» **PROBLEM DETAILS**: Copy out the entries below word for word, without the pictures.

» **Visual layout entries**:

—————

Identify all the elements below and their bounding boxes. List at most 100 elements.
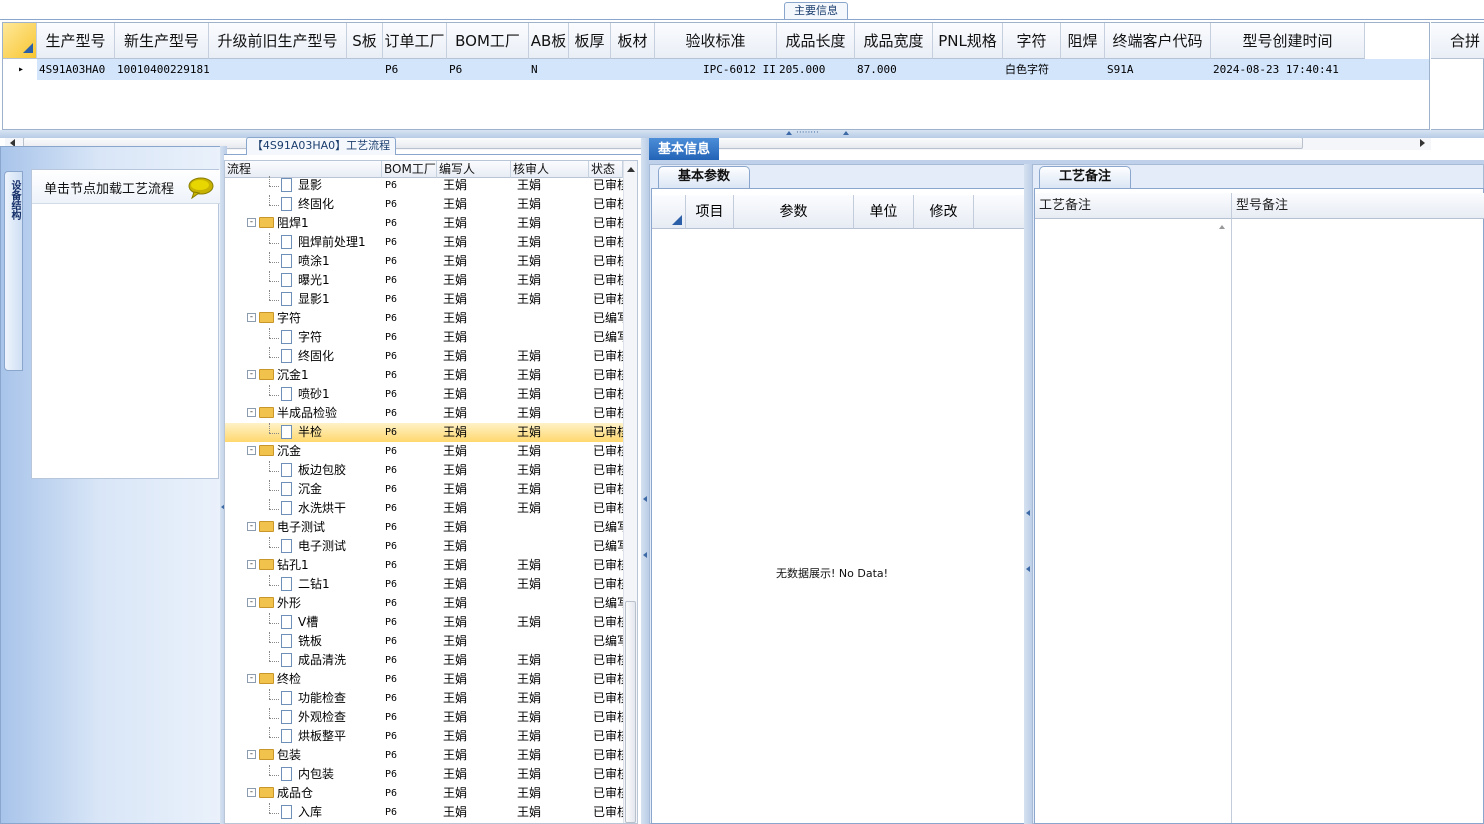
grid-cell[interactable]: S91A [1105,59,1211,80]
tree-node[interactable]: 半检 P6 王娟 王娟 已审核 [225,423,623,442]
column-header[interactable]: 板厚 [569,23,611,59]
tree-node[interactable]: 铣板 P6 王娟 已编写 [225,632,623,651]
collapse-icon[interactable]: - [247,313,256,322]
column-header[interactable]: AB板 [529,23,569,59]
tree-node[interactable]: - 阻焊1 P6 王娟 王娟 已审核 [225,214,623,233]
tree-node[interactable]: 字符 P6 王娟 已编写 [225,328,623,347]
product-grid[interactable]: 生产型号 新生产型号 升级前旧生产型号 S板 订单工厂 BOM工厂 AB板 板厚 板材 验收标准成… [2,22,1431,150]
tree-node[interactable]: 沉金 P6 王娟 王娟 已审核 [225,480,623,499]
device-tree-box[interactable]: 单击节点加载工艺流程 [31,169,220,479]
collapse-icon[interactable]: - [247,522,256,531]
tree-node[interactable]: 电子测试 P6 王娟 已编写 [225,537,623,556]
column-header[interactable]: 成品长度 [777,23,855,59]
tree-node[interactable]: - 半成品检验 P6 王娟 王娟 已审核 [225,404,623,423]
tree-node[interactable]: 终固化 P6 王娟 王娟 已审核 [225,347,623,366]
tree-node[interactable]: 曝光1 P6 王娟 王娟 已审核 [225,271,623,290]
tree-node[interactable]: 水洗烘干 P6 王娟 王娟 已审核 [225,499,623,518]
process-flow-tab[interactable]: 【4S91A03HA0】工艺流程 [246,137,396,155]
tree-node[interactable]: - 沉金 P6 王娟 王娟 已审核 [225,442,623,461]
horizontal-splitter[interactable]: ········ [0,129,1484,138]
collapse-icon[interactable]: - [247,370,256,379]
collapse-icon[interactable]: - [247,560,256,569]
column-header[interactable]: 升级前旧生产型号 [209,23,347,59]
column-header[interactable]: 新生产型号 [115,23,209,59]
grid-cell[interactable]: 2024-08-23 17:40:41 [1211,59,1365,80]
row-marker[interactable]: ▸ [3,59,37,80]
collapse-up-icon-2[interactable] [843,131,849,135]
column-header-unit[interactable]: 单位 [854,195,914,229]
scroll-up-icon[interactable] [627,167,635,172]
tree-node[interactable]: - 成品仓 P6 王娟 王娟 已审核 [225,784,623,803]
basic-params-tab[interactable]: 基本参数 [658,166,750,188]
grid-cell[interactable]: 10010400229181 [115,59,209,80]
collapse-icon[interactable]: - [247,750,256,759]
grid-cell[interactable] [611,59,655,80]
collapse-icon[interactable]: - [247,446,256,455]
tree-node[interactable]: 显影 P6 王娟 王娟 已审核 [225,176,623,195]
tree-node[interactable]: - 外形 P6 王娟 已编写 [225,594,623,613]
tree-node[interactable]: - 钻孔1 P6 王娟 王娟 已审核 [225,556,623,575]
collapse-icon[interactable]: - [247,788,256,797]
column-header[interactable]: PNL规格 [933,23,1003,59]
grid-corner[interactable] [3,23,37,59]
tree-node[interactable]: 外观检查 P6 王娟 王娟 已审核 [225,708,623,727]
params-grid[interactable]: 项目 参数 单位 修改 无数据展示! No Data! [651,188,1026,824]
grid-cell[interactable] [1061,59,1105,80]
grid-cell[interactable]: N [529,59,569,80]
collapse-up-icon[interactable] [786,131,792,135]
column-header[interactable]: 阻焊 [1061,23,1105,59]
tree-node[interactable]: - 电子测试 P6 王娟 已编写 [225,518,623,537]
model-remarks-textarea[interactable] [1232,219,1484,823]
tree-vertical-scrollbar[interactable] [623,161,637,823]
process-flow-tree[interactable]: 流程BOM工厂编写人核审人状态 显影P6王娟王娟已审核终固化P6王娟王娟已审核-… [224,160,638,824]
column-header[interactable]: 生产型号 [37,23,115,59]
basic-info-tab[interactable]: 基本信息 [649,138,719,162]
device-structure-tab[interactable]: 设备结构 [4,171,23,371]
scroll-right-icon[interactable] [1420,139,1425,147]
main-info-tab[interactable]: 主要信息 [784,2,848,20]
column-header[interactable]: 验收标准 [655,23,777,59]
column-header[interactable]: 终端客户代码 [1105,23,1211,59]
column-header[interactable]: 订单工厂 [383,23,447,59]
grid-cell[interactable]: P6 [447,59,529,80]
column-header[interactable]: BOM工厂 [447,23,529,59]
collapse-icon[interactable]: - [247,674,256,683]
grid-cell[interactable]: IPC-6012 III级 [655,59,777,80]
grid-cell[interactable] [933,59,1003,80]
process-remarks-tab[interactable]: 工艺备注 [1039,166,1131,188]
tree-node[interactable]: 喷涂1 P6 王娟 王娟 已审核 [225,252,623,271]
tree-node[interactable]: 内包装 P6 王娟 王娟 已审核 [225,765,623,784]
grid-cell[interactable]: 4S91A03HA0 [37,59,115,80]
grid-cell[interactable] [209,59,347,80]
column-header[interactable]: 板材 [611,23,655,59]
tree-node[interactable]: - 字符 P6 王娟 已编写 [225,309,623,328]
collapse-icon[interactable]: - [247,408,256,417]
column-header-param[interactable]: 参数 [734,195,854,229]
grid-cell[interactable]: 白色字符 [1003,59,1061,80]
tree-scroll-thumb[interactable] [625,601,636,823]
column-header-item[interactable]: 项目 [686,195,734,229]
process-remarks-textarea[interactable] [1035,219,1232,823]
tree-node[interactable]: 喷砂1 P6 王娟 王娟 已审核 [225,385,623,404]
grid-cell[interactable]: P6 [383,59,447,80]
tree-node[interactable]: - 沉金1 P6 王娟 王娟 已审核 [225,366,623,385]
tree-node[interactable]: 入库 P6 王娟 王娟 已审核 [225,803,623,822]
grid-cell[interactable]: 205.000 [777,59,855,80]
tree-node[interactable]: 成品清洗 P6 王娟 王娟 已审核 [225,651,623,670]
grid-cell[interactable] [569,59,611,80]
column-header-modify[interactable]: 修改 [914,195,974,229]
column-header[interactable]: S板 [347,23,383,59]
tree-node[interactable]: 终固化 P6 王娟 王娟 已审核 [225,195,623,214]
tree-node[interactable]: - 包装 P6 王娟 王娟 已审核 [225,746,623,765]
vertical-splitter-middle[interactable] [641,138,649,824]
tree-node[interactable]: 显影1 P6 王娟 王娟 已审核 [225,290,623,309]
column-header[interactable]: 型号创建时间 [1211,23,1365,59]
tree-node[interactable]: - 终检 P6 王娟 王娟 已审核 [225,670,623,689]
grid-cell[interactable]: 87.000 [855,59,933,80]
grid-cell[interactable] [347,59,383,80]
column-header-merge[interactable]: 合拼 [1431,23,1484,59]
tree-node[interactable]: 烘板整平 P6 王娟 王娟 已审核 [225,727,623,746]
column-header[interactable]: 字符 [1003,23,1061,59]
column-header[interactable]: 成品宽度 [855,23,933,59]
collapse-icon[interactable]: - [247,598,256,607]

—————

» **FULL OUTPUT**:
Identify all the elements below and their bounding boxes. List at most 100 elements.
grid-cell[interactable]: S91A [1105,59,1211,80]
tree-node[interactable]: 半检 P6 王娟 王娟 已审核 [225,423,623,442]
column-header[interactable]: 板厚 [569,23,611,59]
tree-node[interactable]: 铣板 P6 王娟 已编写 [225,632,623,651]
collapse-icon[interactable]: - [247,313,256,322]
column-header[interactable]: AB板 [529,23,569,59]
tree-node[interactable]: - 阻焊1 P6 王娟 王娟 已审核 [225,214,623,233]
tree-node[interactable]: 字符 P6 王娟 已编写 [225,328,623,347]
product-grid[interactable]: 生产型号 新生产型号 升级前旧生产型号 S板 订单工厂 BOM工厂 AB板 板厚 板材 验收标准成… [2,22,1431,150]
tree-node[interactable]: 沉金 P6 王娟 王娟 已审核 [225,480,623,499]
device-tree-box[interactable]: 单击节点加载工艺流程 [31,169,220,479]
collapse-icon[interactable]: - [247,522,256,531]
tree-node[interactable]: 电子测试 P6 王娟 已编写 [225,537,623,556]
column-header[interactable]: 成品长度 [777,23,855,59]
tree-node[interactable]: - 半成品检验 P6 王娟 王娟 已审核 [225,404,623,423]
tree-node[interactable]: 终固化 P6 王娟 王娟 已审核 [225,347,623,366]
tree-node[interactable]: 曝光1 P6 王娟 王娟 已审核 [225,271,623,290]
tree-node[interactable]: 水洗烘干 P6 王娟 王娟 已审核 [225,499,623,518]
process-flow-tab[interactable]: 【4S91A03HA0】工艺流程 [246,137,396,155]
tree-node[interactable]: - 沉金 P6 王娟 王娟 已审核 [225,442,623,461]
horizontal-splitter[interactable]: ········ [0,129,1484,138]
collapse-icon[interactable]: - [247,370,256,379]
collapse-icon[interactable]: - [247,560,256,569]
column-header[interactable]: 升级前旧生产型号 [209,23,347,59]
column-header[interactable]: 新生产型号 [115,23,209,59]
grid-cell[interactable]: 2024-08-23 17:40:41 [1211,59,1365,80]
row-marker[interactable]: ▸ [3,59,37,80]
collapse-up-icon-2[interactable] [843,131,849,135]
column-header-unit[interactable]: 单位 [854,195,914,229]
scroll-up-icon[interactable] [627,167,635,172]
tree-node[interactable]: - 成品仓 P6 王娟 王娟 已审核 [225,784,623,803]
basic-params-tab[interactable]: 基本参数 [658,166,750,188]
grid-cell[interactable]: 10010400229181 [115,59,209,80]
collapse-icon[interactable]: - [247,750,256,759]
grid-cell[interactable] [611,59,655,80]
collapse-icon[interactable]: - [247,446,256,455]
tree-node[interactable]: 显影 P6 王娟 王娟 已审核 [225,176,623,195]
tree-node[interactable]: - 外形 P6 王娟 已编写 [225,594,623,613]
tree-node[interactable]: - 钻孔1 P6 王娟 王娟 已审核 [225,556,623,575]
collapse-icon[interactable]: - [247,788,256,797]
column-header[interactable]: PNL规格 [933,23,1003,59]
grid-corner[interactable] [3,23,37,59]
tree-node[interactable]: 外观检查 P6 王娟 王娟 已审核 [225,708,623,727]
params-grid[interactable]: 项目 参数 单位 修改 无数据展示! No Data! [651,188,1026,824]
grid-cell[interactable] [1061,59,1105,80]
grid-cell[interactable]: N [529,59,569,80]
collapse-up-icon[interactable] [786,131,792,135]
column-header[interactable]: 阻焊 [1061,23,1105,59]
tree-node[interactable]: - 电子测试 P6 王娟 已编写 [225,518,623,537]
model-remarks-textarea[interactable] [1232,219,1484,823]
tree-vertical-scrollbar[interactable] [623,161,637,823]
process-flow-tree[interactable]: 流程BOM工厂编写人核审人状态 显影P6王娟王娟已审核终固化P6王娟王娟已审核-… [224,160,638,824]
column-header[interactable]: 生产型号 [37,23,115,59]
basic-info-tab[interactable]: 基本信息 [649,138,719,162]
device-structure-tab[interactable]: 设备结构 [4,171,23,371]
scroll-right-icon[interactable] [1420,139,1425,147]
main-info-tab[interactable]: 主要信息 [784,2,848,20]
column-header[interactable]: 验收标准 [655,23,777,59]
column-header[interactable]: 终端客户代码 [1105,23,1211,59]
column-header[interactable]: 订单工厂 [383,23,447,59]
grid-cell[interactable]: P6 [447,59,529,80]
column-header[interactable]: BOM工厂 [447,23,529,59]
collapse-icon[interactable]: - [247,674,256,683]
grid-cell[interactable]: IPC-6012 III级 [655,59,777,80]
grid-cell[interactable] [933,59,1003,80]
process-remarks-tab[interactable]: 工艺备注 [1039,166,1131,188]
tree-node[interactable]: 喷涂1 P6 王娟 王娟 已审核 [225,252,623,271]
tree-node[interactable]: 内包装 P6 王娟 王娟 已审核 [225,765,623,784]
grid-cell[interactable]: 4S91A03HA0 [37,59,115,80]
grid-cell[interactable] [209,59,347,80]
column-header[interactable]: 板材 [611,23,655,59]
tree-node[interactable]: - 字符 P6 王娟 已编写 [225,309,623,328]
collapse-icon[interactable]: - [247,408,256,417]
column-header-param[interactable]: 参数 [734,195,854,229]
grid-cell[interactable]: 白色字符 [1003,59,1061,80]
tree-scroll-thumb[interactable] [625,601,636,823]
column-header-item[interactable]: 项目 [686,195,734,229]
process-remarks-textarea[interactable] [1035,219,1232,823]
tree-node[interactable]: 喷砂1 P6 王娟 王娟 已审核 [225,385,623,404]
grid-cell[interactable]: P6 [383,59,447,80]
tree-node[interactable]: - 沉金1 P6 王娟 王娟 已审核 [225,366,623,385]
tree-node[interactable]: 入库 P6 王娟 王娟 已审核 [225,803,623,822]
grid-cell[interactable]: 205.000 [777,59,855,80]
tree-node[interactable]: 成品清洗 P6 王娟 王娟 已审核 [225,651,623,670]
grid-cell[interactable] [569,59,611,80]
column-header-modify[interactable]: 修改 [914,195,974,229]
column-header[interactable]: S板 [347,23,383,59]
tree-node[interactable]: 终固化 P6 王娟 王娟 已审核 [225,195,623,214]
tree-node[interactable]: - 包装 P6 王娟 王娟 已审核 [225,746,623,765]
vertical-splitter-middle[interactable] [641,138,649,824]
tree-node[interactable]: 显影1 P6 王娟 王娟 已审核 [225,290,623,309]
column-header[interactable]: 型号创建时间 [1211,23,1365,59]
tree-node[interactable]: - 终检 P6 王娟 王娟 已审核 [225,670,623,689]
grid-cell[interactable]: 87.000 [855,59,933,80]
grid-cell[interactable] [347,59,383,80]
column-header-merge[interactable]: 合拼 [1431,23,1484,59]
tree-node[interactable]: 烘板整平 P6 王娟 王娟 已审核 [225,727,623,746]
column-header[interactable]: 字符 [1003,23,1061,59]
column-header[interactable]: 成品宽度 [855,23,933,59]
collapse-icon[interactable]: - [247,598,256,607]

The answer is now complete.